REQUEST:
Can you output the material exactly as written, minus any pictures it holds?

----

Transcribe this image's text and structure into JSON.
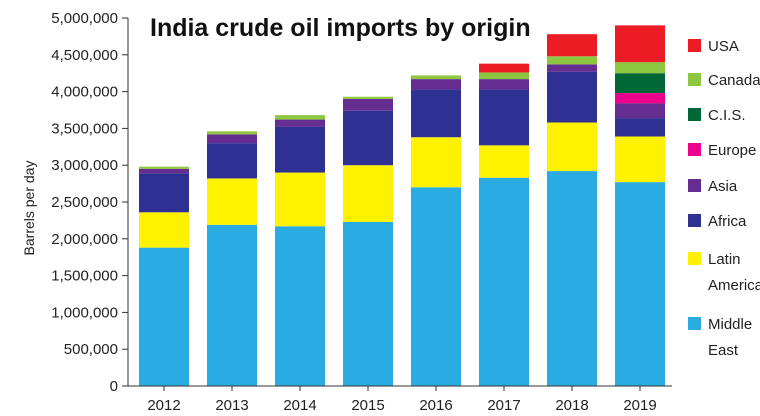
{
  "chart_data": {
    "type": "bar",
    "stacked": true,
    "title": "India crude oil imports by origin",
    "ylabel": "Barrels per day",
    "xlabel": "",
    "ylim": [
      0,
      5000000
    ],
    "yticks": [
      "0",
      "500,000",
      "1,000,000",
      "1,500,000",
      "2,000,000",
      "2,500,000",
      "3,000,000",
      "3,500,000",
      "4,000,000",
      "4,500,000",
      "5,000,000"
    ],
    "categories": [
      "2012",
      "2013",
      "2014",
      "2015",
      "2016",
      "2017",
      "2018",
      "2019"
    ],
    "legend_position": "right",
    "series": [
      {
        "name": "Middle East",
        "legend_lines": [
          "Middle",
          "East"
        ],
        "color": "#29abe2",
        "values": [
          1880000,
          2190000,
          2170000,
          2230000,
          2700000,
          2830000,
          2920000,
          2770000
        ]
      },
      {
        "name": "Latin America",
        "legend_lines": [
          "Latin",
          "America"
        ],
        "color": "#fff200",
        "values": [
          480000,
          630000,
          730000,
          770000,
          680000,
          440000,
          660000,
          620000
        ]
      },
      {
        "name": "Africa",
        "legend_lines": [
          "Africa"
        ],
        "color": "#2e3192",
        "values": [
          530000,
          480000,
          620000,
          740000,
          650000,
          760000,
          690000,
          250000
        ]
      },
      {
        "name": "Asia",
        "legend_lines": [
          "Asia"
        ],
        "color": "#662d91",
        "values": [
          60000,
          120000,
          100000,
          160000,
          140000,
          140000,
          100000,
          200000
        ]
      },
      {
        "name": "Europe",
        "legend_lines": [
          "Europe"
        ],
        "color": "#ec008c",
        "values": [
          0,
          0,
          0,
          0,
          0,
          0,
          0,
          140000
        ]
      },
      {
        "name": "C.I.S.",
        "legend_lines": [
          "C.I.S."
        ],
        "color": "#006837",
        "values": [
          0,
          0,
          0,
          0,
          0,
          0,
          0,
          270000
        ]
      },
      {
        "name": "Canada",
        "legend_lines": [
          "Canada"
        ],
        "color": "#8dc63f",
        "values": [
          30000,
          40000,
          60000,
          30000,
          50000,
          90000,
          110000,
          150000
        ]
      },
      {
        "name": "USA",
        "legend_lines": [
          "USA"
        ],
        "color": "#ed1c24",
        "values": [
          0,
          0,
          0,
          0,
          0,
          120000,
          300000,
          500000
        ]
      }
    ]
  }
}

----

FINISHED TASK:
Transcribe this image's text and structure into JSON.
{
  "chart_data": {
    "type": "bar",
    "stacked": true,
    "title": "India crude oil imports by origin",
    "ylabel": "Barrels per day",
    "xlabel": "",
    "ylim": [
      0,
      5000000
    ],
    "yticks": [
      "0",
      "500,000",
      "1,000,000",
      "1,500,000",
      "2,000,000",
      "2,500,000",
      "3,000,000",
      "3,500,000",
      "4,000,000",
      "4,500,000",
      "5,000,000"
    ],
    "categories": [
      "2012",
      "2013",
      "2014",
      "2015",
      "2016",
      "2017",
      "2018",
      "2019"
    ],
    "legend_position": "right",
    "series": [
      {
        "name": "Middle East",
        "legend_lines": [
          "Middle",
          "East"
        ],
        "color": "#29abe2",
        "values": [
          1880000,
          2190000,
          2170000,
          2230000,
          2700000,
          2830000,
          2920000,
          2770000
        ]
      },
      {
        "name": "Latin America",
        "legend_lines": [
          "Latin",
          "America"
        ],
        "color": "#fff200",
        "values": [
          480000,
          630000,
          730000,
          770000,
          680000,
          440000,
          660000,
          620000
        ]
      },
      {
        "name": "Africa",
        "legend_lines": [
          "Africa"
        ],
        "color": "#2e3192",
        "values": [
          530000,
          480000,
          620000,
          740000,
          650000,
          760000,
          690000,
          250000
        ]
      },
      {
        "name": "Asia",
        "legend_lines": [
          "Asia"
        ],
        "color": "#662d91",
        "values": [
          60000,
          120000,
          100000,
          160000,
          140000,
          140000,
          100000,
          200000
        ]
      },
      {
        "name": "Europe",
        "legend_lines": [
          "Europe"
        ],
        "color": "#ec008c",
        "values": [
          0,
          0,
          0,
          0,
          0,
          0,
          0,
          140000
        ]
      },
      {
        "name": "C.I.S.",
        "legend_lines": [
          "C.I.S."
        ],
        "color": "#006837",
        "values": [
          0,
          0,
          0,
          0,
          0,
          0,
          0,
          270000
        ]
      },
      {
        "name": "Canada",
        "legend_lines": [
          "Canada"
        ],
        "color": "#8dc63f",
        "values": [
          30000,
          40000,
          60000,
          30000,
          50000,
          90000,
          110000,
          150000
        ]
      },
      {
        "name": "USA",
        "legend_lines": [
          "USA"
        ],
        "color": "#ed1c24",
        "values": [
          0,
          0,
          0,
          0,
          0,
          120000,
          300000,
          500000
        ]
      }
    ]
  }
}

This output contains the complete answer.